___ Data extract ___
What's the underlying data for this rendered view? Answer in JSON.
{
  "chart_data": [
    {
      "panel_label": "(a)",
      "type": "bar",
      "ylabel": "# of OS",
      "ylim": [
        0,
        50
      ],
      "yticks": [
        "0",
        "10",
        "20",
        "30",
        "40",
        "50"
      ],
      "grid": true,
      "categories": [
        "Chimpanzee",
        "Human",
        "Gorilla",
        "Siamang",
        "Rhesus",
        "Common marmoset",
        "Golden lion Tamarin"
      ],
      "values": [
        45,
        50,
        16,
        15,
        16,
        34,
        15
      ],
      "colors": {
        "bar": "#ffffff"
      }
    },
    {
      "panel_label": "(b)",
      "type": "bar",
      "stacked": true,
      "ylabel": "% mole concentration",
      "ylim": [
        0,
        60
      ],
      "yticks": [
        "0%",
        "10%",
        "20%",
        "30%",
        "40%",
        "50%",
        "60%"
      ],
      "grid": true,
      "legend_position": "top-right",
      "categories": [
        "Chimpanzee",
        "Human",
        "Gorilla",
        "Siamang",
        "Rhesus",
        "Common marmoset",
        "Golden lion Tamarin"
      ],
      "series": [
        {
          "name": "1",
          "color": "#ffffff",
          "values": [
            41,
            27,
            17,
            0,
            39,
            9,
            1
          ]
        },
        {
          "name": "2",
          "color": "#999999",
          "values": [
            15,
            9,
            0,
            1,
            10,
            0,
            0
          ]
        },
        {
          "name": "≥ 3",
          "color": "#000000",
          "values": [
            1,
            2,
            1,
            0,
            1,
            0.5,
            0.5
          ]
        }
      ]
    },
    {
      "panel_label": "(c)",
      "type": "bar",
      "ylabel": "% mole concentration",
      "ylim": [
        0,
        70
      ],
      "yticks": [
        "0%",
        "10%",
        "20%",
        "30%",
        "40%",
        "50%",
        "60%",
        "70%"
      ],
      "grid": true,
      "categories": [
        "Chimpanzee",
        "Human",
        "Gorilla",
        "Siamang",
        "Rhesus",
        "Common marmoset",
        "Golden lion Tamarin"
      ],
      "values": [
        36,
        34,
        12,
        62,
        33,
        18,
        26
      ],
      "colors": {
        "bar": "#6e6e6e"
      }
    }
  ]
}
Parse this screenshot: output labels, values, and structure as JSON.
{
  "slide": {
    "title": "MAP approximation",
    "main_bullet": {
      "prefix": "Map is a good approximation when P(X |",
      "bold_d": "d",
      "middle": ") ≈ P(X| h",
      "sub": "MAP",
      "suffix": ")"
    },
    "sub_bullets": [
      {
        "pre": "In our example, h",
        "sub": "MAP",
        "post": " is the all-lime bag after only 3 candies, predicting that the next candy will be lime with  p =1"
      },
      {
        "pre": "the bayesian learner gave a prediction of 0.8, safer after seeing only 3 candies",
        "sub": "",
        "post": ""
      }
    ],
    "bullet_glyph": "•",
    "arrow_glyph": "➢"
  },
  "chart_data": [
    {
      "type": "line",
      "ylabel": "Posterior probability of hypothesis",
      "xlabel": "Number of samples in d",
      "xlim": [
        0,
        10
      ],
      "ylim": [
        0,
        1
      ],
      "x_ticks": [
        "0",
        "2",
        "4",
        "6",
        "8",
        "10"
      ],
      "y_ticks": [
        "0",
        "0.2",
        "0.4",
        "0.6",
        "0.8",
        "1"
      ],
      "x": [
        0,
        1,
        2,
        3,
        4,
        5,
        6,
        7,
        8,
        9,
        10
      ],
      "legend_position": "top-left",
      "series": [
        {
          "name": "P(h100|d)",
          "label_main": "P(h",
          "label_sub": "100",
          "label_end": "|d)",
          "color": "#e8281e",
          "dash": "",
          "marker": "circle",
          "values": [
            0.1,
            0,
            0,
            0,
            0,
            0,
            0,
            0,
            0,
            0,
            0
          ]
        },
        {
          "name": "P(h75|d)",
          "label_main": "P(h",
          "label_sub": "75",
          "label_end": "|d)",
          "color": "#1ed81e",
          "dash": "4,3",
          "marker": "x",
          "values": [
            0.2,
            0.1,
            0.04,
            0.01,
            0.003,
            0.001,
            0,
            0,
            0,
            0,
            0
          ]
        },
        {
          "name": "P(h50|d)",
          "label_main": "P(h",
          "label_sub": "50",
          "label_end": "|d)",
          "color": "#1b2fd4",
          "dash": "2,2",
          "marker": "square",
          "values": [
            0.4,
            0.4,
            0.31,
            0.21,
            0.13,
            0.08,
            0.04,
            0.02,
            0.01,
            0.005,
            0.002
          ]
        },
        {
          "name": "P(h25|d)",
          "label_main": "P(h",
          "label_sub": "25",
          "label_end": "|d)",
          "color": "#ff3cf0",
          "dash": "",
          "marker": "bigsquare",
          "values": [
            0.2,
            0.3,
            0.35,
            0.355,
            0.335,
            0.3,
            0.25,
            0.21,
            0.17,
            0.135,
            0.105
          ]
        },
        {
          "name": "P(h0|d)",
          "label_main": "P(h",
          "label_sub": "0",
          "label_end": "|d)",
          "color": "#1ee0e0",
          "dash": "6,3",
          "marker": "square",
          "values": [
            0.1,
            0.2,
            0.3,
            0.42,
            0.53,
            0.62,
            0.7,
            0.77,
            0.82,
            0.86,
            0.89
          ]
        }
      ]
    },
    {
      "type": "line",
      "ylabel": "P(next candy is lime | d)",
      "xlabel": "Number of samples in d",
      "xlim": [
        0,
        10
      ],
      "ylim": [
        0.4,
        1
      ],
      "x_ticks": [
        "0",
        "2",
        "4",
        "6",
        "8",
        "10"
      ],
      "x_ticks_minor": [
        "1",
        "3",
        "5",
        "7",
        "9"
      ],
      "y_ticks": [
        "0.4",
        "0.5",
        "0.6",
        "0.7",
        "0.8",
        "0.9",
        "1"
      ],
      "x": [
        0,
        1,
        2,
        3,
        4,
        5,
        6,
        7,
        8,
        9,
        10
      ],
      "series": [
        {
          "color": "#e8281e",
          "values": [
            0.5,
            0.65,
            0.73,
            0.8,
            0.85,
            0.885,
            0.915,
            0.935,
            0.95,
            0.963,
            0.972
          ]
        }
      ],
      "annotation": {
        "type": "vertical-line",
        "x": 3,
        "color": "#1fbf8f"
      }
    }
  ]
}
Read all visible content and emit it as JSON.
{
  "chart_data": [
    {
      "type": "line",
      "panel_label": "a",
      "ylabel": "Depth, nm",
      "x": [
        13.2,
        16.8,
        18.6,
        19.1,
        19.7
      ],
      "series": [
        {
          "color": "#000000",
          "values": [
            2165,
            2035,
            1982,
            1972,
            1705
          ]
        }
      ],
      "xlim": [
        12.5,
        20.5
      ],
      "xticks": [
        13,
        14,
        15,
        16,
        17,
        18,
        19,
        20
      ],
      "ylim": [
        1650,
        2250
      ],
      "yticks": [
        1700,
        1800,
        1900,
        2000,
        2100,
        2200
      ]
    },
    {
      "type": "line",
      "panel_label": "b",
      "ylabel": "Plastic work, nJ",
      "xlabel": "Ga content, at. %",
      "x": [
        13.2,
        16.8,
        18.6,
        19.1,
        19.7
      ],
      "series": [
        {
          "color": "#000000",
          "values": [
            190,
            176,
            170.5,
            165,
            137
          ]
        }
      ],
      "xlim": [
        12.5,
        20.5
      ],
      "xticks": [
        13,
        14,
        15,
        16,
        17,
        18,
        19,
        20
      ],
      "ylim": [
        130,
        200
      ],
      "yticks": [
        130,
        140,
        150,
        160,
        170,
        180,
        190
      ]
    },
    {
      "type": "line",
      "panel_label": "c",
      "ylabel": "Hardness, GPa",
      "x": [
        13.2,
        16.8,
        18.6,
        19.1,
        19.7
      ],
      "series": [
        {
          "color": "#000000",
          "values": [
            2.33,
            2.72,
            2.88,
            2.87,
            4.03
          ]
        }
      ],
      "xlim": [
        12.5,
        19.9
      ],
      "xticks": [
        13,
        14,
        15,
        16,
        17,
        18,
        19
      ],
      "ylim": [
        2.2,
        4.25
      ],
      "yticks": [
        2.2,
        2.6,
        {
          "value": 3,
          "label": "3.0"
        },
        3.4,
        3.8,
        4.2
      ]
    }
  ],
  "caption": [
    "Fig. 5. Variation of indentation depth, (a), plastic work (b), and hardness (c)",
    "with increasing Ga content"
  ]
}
___
:: Exercise brief ::
In the entries above, find every line holding the word "lime" and copy it out.

:: Full response ::
        "post": " is the all-lime bag after only 3 candies, predicting that the next candy will be lime with  p =1"
      "ylabel": "P(next candy is lime | d)",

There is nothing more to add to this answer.